What the task asks
Write out all the lines again, precisely as they stand, but without the images.

===============

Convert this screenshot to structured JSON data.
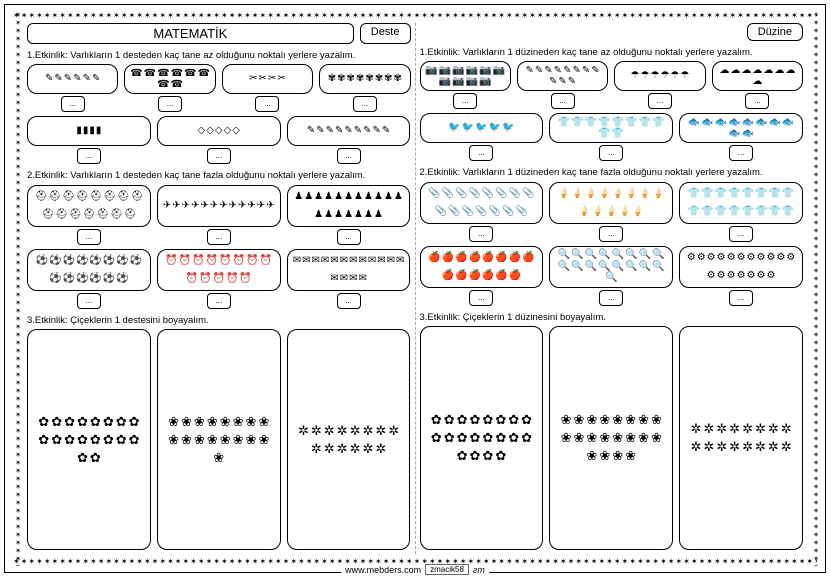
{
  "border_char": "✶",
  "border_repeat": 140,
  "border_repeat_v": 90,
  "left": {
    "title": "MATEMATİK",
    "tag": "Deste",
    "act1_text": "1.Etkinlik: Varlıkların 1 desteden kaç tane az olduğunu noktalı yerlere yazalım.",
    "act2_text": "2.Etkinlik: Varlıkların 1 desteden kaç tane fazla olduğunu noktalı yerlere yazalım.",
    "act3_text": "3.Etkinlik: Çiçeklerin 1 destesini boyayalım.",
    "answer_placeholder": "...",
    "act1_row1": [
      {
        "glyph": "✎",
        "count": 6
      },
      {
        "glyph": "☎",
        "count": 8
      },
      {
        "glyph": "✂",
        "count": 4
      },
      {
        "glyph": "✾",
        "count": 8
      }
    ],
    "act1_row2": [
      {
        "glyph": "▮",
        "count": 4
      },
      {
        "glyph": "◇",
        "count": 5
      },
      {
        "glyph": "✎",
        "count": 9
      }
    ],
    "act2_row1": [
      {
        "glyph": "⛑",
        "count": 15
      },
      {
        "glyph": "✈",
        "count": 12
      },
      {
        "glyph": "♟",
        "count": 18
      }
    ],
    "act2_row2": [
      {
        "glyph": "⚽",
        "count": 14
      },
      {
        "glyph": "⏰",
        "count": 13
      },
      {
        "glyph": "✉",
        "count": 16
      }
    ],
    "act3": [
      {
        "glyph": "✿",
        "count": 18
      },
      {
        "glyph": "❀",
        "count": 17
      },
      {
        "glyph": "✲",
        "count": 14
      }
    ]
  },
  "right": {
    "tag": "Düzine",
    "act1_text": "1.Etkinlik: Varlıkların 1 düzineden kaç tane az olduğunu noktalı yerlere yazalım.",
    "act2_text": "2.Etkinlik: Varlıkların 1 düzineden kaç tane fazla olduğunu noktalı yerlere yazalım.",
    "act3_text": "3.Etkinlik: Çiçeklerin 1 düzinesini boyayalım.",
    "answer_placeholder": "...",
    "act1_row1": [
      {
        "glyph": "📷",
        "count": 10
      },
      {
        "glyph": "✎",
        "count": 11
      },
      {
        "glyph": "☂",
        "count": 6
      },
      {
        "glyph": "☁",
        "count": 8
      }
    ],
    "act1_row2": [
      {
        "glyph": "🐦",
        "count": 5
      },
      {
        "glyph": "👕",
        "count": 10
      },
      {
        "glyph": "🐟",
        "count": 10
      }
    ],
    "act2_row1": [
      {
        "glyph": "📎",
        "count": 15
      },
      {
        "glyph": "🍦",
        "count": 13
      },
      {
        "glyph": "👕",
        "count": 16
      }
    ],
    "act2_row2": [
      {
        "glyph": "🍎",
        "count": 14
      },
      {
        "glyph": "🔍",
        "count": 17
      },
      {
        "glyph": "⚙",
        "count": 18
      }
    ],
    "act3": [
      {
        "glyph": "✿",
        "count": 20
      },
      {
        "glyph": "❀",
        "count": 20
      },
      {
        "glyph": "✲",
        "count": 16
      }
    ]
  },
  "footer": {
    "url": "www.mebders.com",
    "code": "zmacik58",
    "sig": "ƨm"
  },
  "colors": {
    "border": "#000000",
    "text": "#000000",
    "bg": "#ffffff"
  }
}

===============

Task response
Convert this screenshot to structured JSON data.
{
  "border_char": "✶",
  "border_repeat": 140,
  "border_repeat_v": 90,
  "left": {
    "title": "MATEMATİK",
    "tag": "Deste",
    "act1_text": "1.Etkinlik: Varlıkların 1 desteden kaç tane az olduğunu noktalı yerlere yazalım.",
    "act2_text": "2.Etkinlik: Varlıkların 1 desteden kaç tane fazla olduğunu noktalı yerlere yazalım.",
    "act3_text": "3.Etkinlik: Çiçeklerin 1 destesini boyayalım.",
    "answer_placeholder": "...",
    "act1_row1": [
      {
        "glyph": "✎",
        "count": 6
      },
      {
        "glyph": "☎",
        "count": 8
      },
      {
        "glyph": "✂",
        "count": 4
      },
      {
        "glyph": "✾",
        "count": 8
      }
    ],
    "act1_row2": [
      {
        "glyph": "▮",
        "count": 4
      },
      {
        "glyph": "◇",
        "count": 5
      },
      {
        "glyph": "✎",
        "count": 9
      }
    ],
    "act2_row1": [
      {
        "glyph": "⛑",
        "count": 15
      },
      {
        "glyph": "✈",
        "count": 12
      },
      {
        "glyph": "♟",
        "count": 18
      }
    ],
    "act2_row2": [
      {
        "glyph": "⚽",
        "count": 14
      },
      {
        "glyph": "⏰",
        "count": 13
      },
      {
        "glyph": "✉",
        "count": 16
      }
    ],
    "act3": [
      {
        "glyph": "✿",
        "count": 18
      },
      {
        "glyph": "❀",
        "count": 17
      },
      {
        "glyph": "✲",
        "count": 14
      }
    ]
  },
  "right": {
    "tag": "Düzine",
    "act1_text": "1.Etkinlik: Varlıkların 1 düzineden kaç tane az olduğunu noktalı yerlere yazalım.",
    "act2_text": "2.Etkinlik: Varlıkların 1 düzineden kaç tane fazla olduğunu noktalı yerlere yazalım.",
    "act3_text": "3.Etkinlik: Çiçeklerin 1 düzinesini boyayalım.",
    "answer_placeholder": "...",
    "act1_row1": [
      {
        "glyph": "📷",
        "count": 10
      },
      {
        "glyph": "✎",
        "count": 11
      },
      {
        "glyph": "☂",
        "count": 6
      },
      {
        "glyph": "☁",
        "count": 8
      }
    ],
    "act1_row2": [
      {
        "glyph": "🐦",
        "count": 5
      },
      {
        "glyph": "👕",
        "count": 10
      },
      {
        "glyph": "🐟",
        "count": 10
      }
    ],
    "act2_row1": [
      {
        "glyph": "📎",
        "count": 15
      },
      {
        "glyph": "🍦",
        "count": 13
      },
      {
        "glyph": "👕",
        "count": 16
      }
    ],
    "act2_row2": [
      {
        "glyph": "🍎",
        "count": 14
      },
      {
        "glyph": "🔍",
        "count": 17
      },
      {
        "glyph": "⚙",
        "count": 18
      }
    ],
    "act3": [
      {
        "glyph": "✿",
        "count": 20
      },
      {
        "glyph": "❀",
        "count": 20
      },
      {
        "glyph": "✲",
        "count": 16
      }
    ]
  },
  "footer": {
    "url": "www.mebders.com",
    "code": "zmacik58",
    "sig": "ƨm"
  },
  "colors": {
    "border": "#000000",
    "text": "#000000",
    "bg": "#ffffff"
  }
}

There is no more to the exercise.